The records below are to be copied word for word, with every picture left out.

————————

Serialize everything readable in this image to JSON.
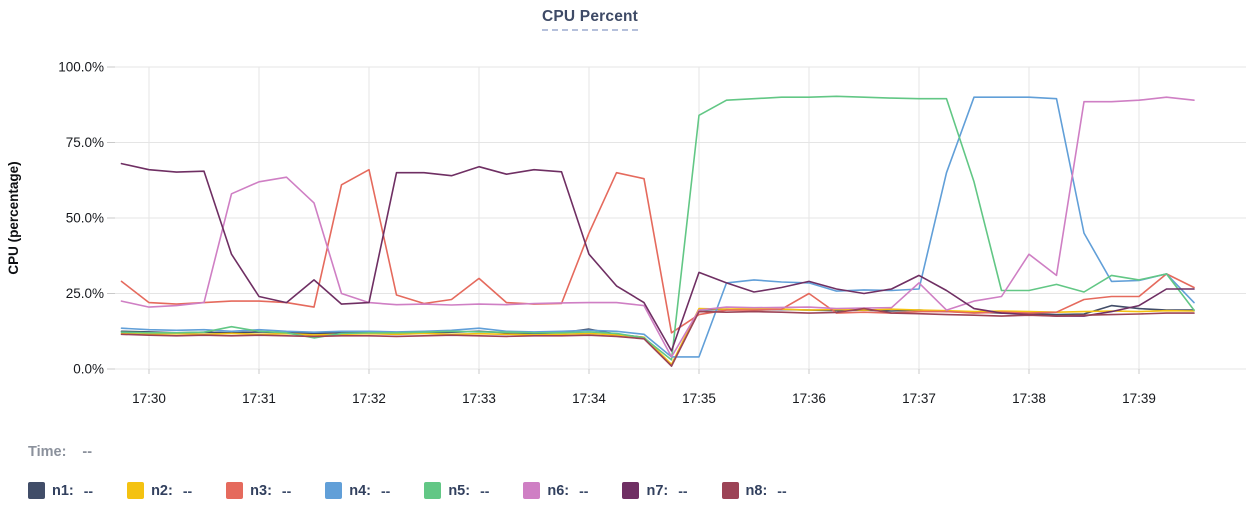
{
  "title": "CPU Percent",
  "time_readout": {
    "label": "Time:",
    "value": "--"
  },
  "legend": [
    {
      "id": "n1",
      "label": "n1:",
      "value": "--",
      "color": "#414d68"
    },
    {
      "id": "n2",
      "label": "n2:",
      "value": "--",
      "color": "#f4c211"
    },
    {
      "id": "n3",
      "label": "n3:",
      "value": "--",
      "color": "#e56a5d"
    },
    {
      "id": "n4",
      "label": "n4:",
      "value": "--",
      "color": "#619fd8"
    },
    {
      "id": "n5",
      "label": "n5:",
      "value": "--",
      "color": "#62c785"
    },
    {
      "id": "n6",
      "label": "n6:",
      "value": "--",
      "color": "#cf7fc4"
    },
    {
      "id": "n7",
      "label": "n7:",
      "value": "--",
      "color": "#6f2f63"
    },
    {
      "id": "n8",
      "label": "n8:",
      "value": "--",
      "color": "#9c4356"
    }
  ],
  "colors": {
    "grid": "#e5e5e5",
    "tick": "#c9c9c9",
    "title_text": "#3e4a66",
    "title_underline": "#b5c0db",
    "time_label": "#8b919c",
    "legend_label": "#32405e"
  },
  "chart_data": {
    "type": "line",
    "title": "CPU Percent",
    "xlabel": "",
    "ylabel": "CPU (percentage)",
    "ylim": [
      0,
      100
    ],
    "grid": true,
    "legend_position": "bottom",
    "x_ticks": [
      "17:30",
      "17:31",
      "17:32",
      "17:33",
      "17:34",
      "17:35",
      "17:36",
      "17:37",
      "17:38",
      "17:39"
    ],
    "y_ticks": [
      "100.0%",
      "75.0%",
      "50.0%",
      "25.0%",
      "0.0%"
    ],
    "y_tick_values": [
      100,
      75,
      50,
      25,
      0
    ],
    "x_unit": "minutes after 17:30",
    "x": [
      -0.25,
      0,
      0.25,
      0.5,
      0.75,
      1,
      1.25,
      1.5,
      1.75,
      2,
      2.25,
      2.5,
      2.75,
      3,
      3.25,
      3.5,
      3.75,
      4,
      4.25,
      4.5,
      4.75,
      5,
      5.25,
      5.5,
      5.75,
      6,
      6.25,
      6.5,
      6.75,
      7,
      7.25,
      7.5,
      7.75,
      8,
      8.25,
      8.5,
      8.75,
      9,
      9.25,
      9.5
    ],
    "series": [
      {
        "name": "n1",
        "color": "#414d68",
        "values": [
          12.5,
          12.3,
          12,
          12.2,
          12,
          12.3,
          12,
          11.8,
          12,
          12,
          11.8,
          12,
          12.2,
          12.5,
          12,
          11.8,
          12,
          13.2,
          11.5,
          10.5,
          1,
          19.5,
          19.8,
          19.5,
          19.7,
          19.5,
          19.3,
          19.5,
          19.2,
          19.5,
          19,
          18.8,
          18.5,
          18.3,
          18,
          18.2,
          21,
          20,
          19.5,
          19.5
        ]
      },
      {
        "name": "n2",
        "color": "#f4c211",
        "values": [
          11.8,
          11.5,
          11.7,
          11.5,
          11.8,
          11.5,
          11.7,
          11.3,
          11.5,
          11.7,
          11.5,
          11.8,
          11.5,
          11.7,
          11.5,
          11.3,
          11.5,
          11.8,
          11.3,
          10.5,
          1.5,
          20,
          19.8,
          20,
          19.8,
          19.5,
          19.7,
          19.5,
          19.8,
          19.5,
          19.3,
          19,
          19.2,
          19,
          18.8,
          19,
          19.2,
          19,
          19.3,
          19.2
        ]
      },
      {
        "name": "n3",
        "color": "#e56a5d",
        "values": [
          29,
          22,
          21.5,
          22,
          22.5,
          22.5,
          22,
          20.5,
          61,
          66,
          24.5,
          21.7,
          23,
          30,
          22,
          21.5,
          21.7,
          45,
          65,
          63,
          12,
          18,
          19.5,
          19.5,
          19.8,
          25,
          18.5,
          18.8,
          18.5,
          19,
          19,
          18.5,
          18.8,
          18.5,
          18.8,
          23,
          24,
          24,
          31.5,
          27
        ]
      },
      {
        "name": "n4",
        "color": "#619fd8",
        "values": [
          13.5,
          13,
          12.8,
          13,
          12.5,
          13,
          12.5,
          12.2,
          12.5,
          12.5,
          12.3,
          12.5,
          12.8,
          13.5,
          12.5,
          12.3,
          12.5,
          12.8,
          12.5,
          11.5,
          4,
          4,
          28.5,
          29.5,
          28.8,
          28.5,
          25.8,
          26.2,
          26,
          26.5,
          65,
          90,
          90,
          90,
          89.5,
          45,
          29,
          29.3,
          31.5,
          22
        ]
      },
      {
        "name": "n5",
        "color": "#62c785",
        "values": [
          12.2,
          12,
          12,
          12.2,
          14,
          12.5,
          12,
          10.3,
          11.8,
          12,
          12,
          12.2,
          12.5,
          12.3,
          12.2,
          12,
          12,
          12.3,
          11.8,
          10.3,
          3,
          84,
          89,
          89.5,
          90,
          90,
          90.3,
          90,
          89.7,
          89.5,
          89.5,
          62,
          26,
          26,
          28,
          25.5,
          31,
          29.5,
          31.5,
          19.5
        ]
      },
      {
        "name": "n6",
        "color": "#cf7fc4",
        "values": [
          22.5,
          20.5,
          21,
          22,
          58,
          62,
          63.5,
          55,
          25,
          22,
          21.3,
          21.5,
          21.2,
          21.5,
          21.3,
          21.7,
          21.9,
          22,
          22,
          21,
          4,
          19.5,
          20.5,
          20.3,
          20.4,
          20.5,
          20,
          20.2,
          20.3,
          28.5,
          19.5,
          22.5,
          24,
          38,
          31,
          88.5,
          88.5,
          89,
          90,
          89
        ]
      },
      {
        "name": "n7",
        "color": "#6f2f63",
        "values": [
          68,
          66,
          65.2,
          65.5,
          38,
          24,
          22,
          29.5,
          21.5,
          22,
          65,
          65,
          64,
          67,
          64.5,
          66,
          65.3,
          38,
          27.5,
          22,
          6,
          32,
          28.5,
          25.5,
          27,
          29,
          26.5,
          25,
          26.5,
          31,
          26,
          20,
          18.5,
          18,
          17.5,
          17.5,
          19,
          21,
          26.5,
          26.5
        ]
      },
      {
        "name": "n8",
        "color": "#9c4356",
        "values": [
          11.5,
          11.2,
          11,
          11.2,
          11,
          11.2,
          11,
          10.8,
          11,
          11,
          10.8,
          11,
          11.2,
          11,
          10.8,
          11,
          11,
          11.2,
          10.8,
          10,
          1,
          19,
          18.8,
          19,
          18.8,
          18.5,
          18.7,
          20,
          18.5,
          18.3,
          18,
          17.8,
          17.5,
          17.8,
          17.5,
          17.8,
          18,
          18.2,
          18.5,
          18.5
        ]
      }
    ]
  }
}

————————

§ **Problem solution**
Serialize everything readable in this image to JSON.
{
  "title": "CPU Percent",
  "time_readout": {
    "label": "Time:",
    "value": "--"
  },
  "legend": [
    {
      "id": "n1",
      "label": "n1:",
      "value": "--",
      "color": "#414d68"
    },
    {
      "id": "n2",
      "label": "n2:",
      "value": "--",
      "color": "#f4c211"
    },
    {
      "id": "n3",
      "label": "n3:",
      "value": "--",
      "color": "#e56a5d"
    },
    {
      "id": "n4",
      "label": "n4:",
      "value": "--",
      "color": "#619fd8"
    },
    {
      "id": "n5",
      "label": "n5:",
      "value": "--",
      "color": "#62c785"
    },
    {
      "id": "n6",
      "label": "n6:",
      "value": "--",
      "color": "#cf7fc4"
    },
    {
      "id": "n7",
      "label": "n7:",
      "value": "--",
      "color": "#6f2f63"
    },
    {
      "id": "n8",
      "label": "n8:",
      "value": "--",
      "color": "#9c4356"
    }
  ],
  "colors": {
    "grid": "#e5e5e5",
    "tick": "#c9c9c9",
    "title_text": "#3e4a66",
    "title_underline": "#b5c0db",
    "time_label": "#8b919c",
    "legend_label": "#32405e"
  },
  "chart_data": {
    "type": "line",
    "title": "CPU Percent",
    "xlabel": "",
    "ylabel": "CPU (percentage)",
    "ylim": [
      0,
      100
    ],
    "grid": true,
    "legend_position": "bottom",
    "x_ticks": [
      "17:30",
      "17:31",
      "17:32",
      "17:33",
      "17:34",
      "17:35",
      "17:36",
      "17:37",
      "17:38",
      "17:39"
    ],
    "y_ticks": [
      "100.0%",
      "75.0%",
      "50.0%",
      "25.0%",
      "0.0%"
    ],
    "y_tick_values": [
      100,
      75,
      50,
      25,
      0
    ],
    "x_unit": "minutes after 17:30",
    "x": [
      -0.25,
      0,
      0.25,
      0.5,
      0.75,
      1,
      1.25,
      1.5,
      1.75,
      2,
      2.25,
      2.5,
      2.75,
      3,
      3.25,
      3.5,
      3.75,
      4,
      4.25,
      4.5,
      4.75,
      5,
      5.25,
      5.5,
      5.75,
      6,
      6.25,
      6.5,
      6.75,
      7,
      7.25,
      7.5,
      7.75,
      8,
      8.25,
      8.5,
      8.75,
      9,
      9.25,
      9.5
    ],
    "series": [
      {
        "name": "n1",
        "color": "#414d68",
        "values": [
          12.5,
          12.3,
          12,
          12.2,
          12,
          12.3,
          12,
          11.8,
          12,
          12,
          11.8,
          12,
          12.2,
          12.5,
          12,
          11.8,
          12,
          13.2,
          11.5,
          10.5,
          1,
          19.5,
          19.8,
          19.5,
          19.7,
          19.5,
          19.3,
          19.5,
          19.2,
          19.5,
          19,
          18.8,
          18.5,
          18.3,
          18,
          18.2,
          21,
          20,
          19.5,
          19.5
        ]
      },
      {
        "name": "n2",
        "color": "#f4c211",
        "values": [
          11.8,
          11.5,
          11.7,
          11.5,
          11.8,
          11.5,
          11.7,
          11.3,
          11.5,
          11.7,
          11.5,
          11.8,
          11.5,
          11.7,
          11.5,
          11.3,
          11.5,
          11.8,
          11.3,
          10.5,
          1.5,
          20,
          19.8,
          20,
          19.8,
          19.5,
          19.7,
          19.5,
          19.8,
          19.5,
          19.3,
          19,
          19.2,
          19,
          18.8,
          19,
          19.2,
          19,
          19.3,
          19.2
        ]
      },
      {
        "name": "n3",
        "color": "#e56a5d",
        "values": [
          29,
          22,
          21.5,
          22,
          22.5,
          22.5,
          22,
          20.5,
          61,
          66,
          24.5,
          21.7,
          23,
          30,
          22,
          21.5,
          21.7,
          45,
          65,
          63,
          12,
          18,
          19.5,
          19.5,
          19.8,
          25,
          18.5,
          18.8,
          18.5,
          19,
          19,
          18.5,
          18.8,
          18.5,
          18.8,
          23,
          24,
          24,
          31.5,
          27
        ]
      },
      {
        "name": "n4",
        "color": "#619fd8",
        "values": [
          13.5,
          13,
          12.8,
          13,
          12.5,
          13,
          12.5,
          12.2,
          12.5,
          12.5,
          12.3,
          12.5,
          12.8,
          13.5,
          12.5,
          12.3,
          12.5,
          12.8,
          12.5,
          11.5,
          4,
          4,
          28.5,
          29.5,
          28.8,
          28.5,
          25.8,
          26.2,
          26,
          26.5,
          65,
          90,
          90,
          90,
          89.5,
          45,
          29,
          29.3,
          31.5,
          22
        ]
      },
      {
        "name": "n5",
        "color": "#62c785",
        "values": [
          12.2,
          12,
          12,
          12.2,
          14,
          12.5,
          12,
          10.3,
          11.8,
          12,
          12,
          12.2,
          12.5,
          12.3,
          12.2,
          12,
          12,
          12.3,
          11.8,
          10.3,
          3,
          84,
          89,
          89.5,
          90,
          90,
          90.3,
          90,
          89.7,
          89.5,
          89.5,
          62,
          26,
          26,
          28,
          25.5,
          31,
          29.5,
          31.5,
          19.5
        ]
      },
      {
        "name": "n6",
        "color": "#cf7fc4",
        "values": [
          22.5,
          20.5,
          21,
          22,
          58,
          62,
          63.5,
          55,
          25,
          22,
          21.3,
          21.5,
          21.2,
          21.5,
          21.3,
          21.7,
          21.9,
          22,
          22,
          21,
          4,
          19.5,
          20.5,
          20.3,
          20.4,
          20.5,
          20,
          20.2,
          20.3,
          28.5,
          19.5,
          22.5,
          24,
          38,
          31,
          88.5,
          88.5,
          89,
          90,
          89
        ]
      },
      {
        "name": "n7",
        "color": "#6f2f63",
        "values": [
          68,
          66,
          65.2,
          65.5,
          38,
          24,
          22,
          29.5,
          21.5,
          22,
          65,
          65,
          64,
          67,
          64.5,
          66,
          65.3,
          38,
          27.5,
          22,
          6,
          32,
          28.5,
          25.5,
          27,
          29,
          26.5,
          25,
          26.5,
          31,
          26,
          20,
          18.5,
          18,
          17.5,
          17.5,
          19,
          21,
          26.5,
          26.5
        ]
      },
      {
        "name": "n8",
        "color": "#9c4356",
        "values": [
          11.5,
          11.2,
          11,
          11.2,
          11,
          11.2,
          11,
          10.8,
          11,
          11,
          10.8,
          11,
          11.2,
          11,
          10.8,
          11,
          11,
          11.2,
          10.8,
          10,
          1,
          19,
          18.8,
          19,
          18.8,
          18.5,
          18.7,
          20,
          18.5,
          18.3,
          18,
          17.8,
          17.5,
          17.8,
          17.5,
          17.8,
          18,
          18.2,
          18.5,
          18.5
        ]
      }
    ]
  }
}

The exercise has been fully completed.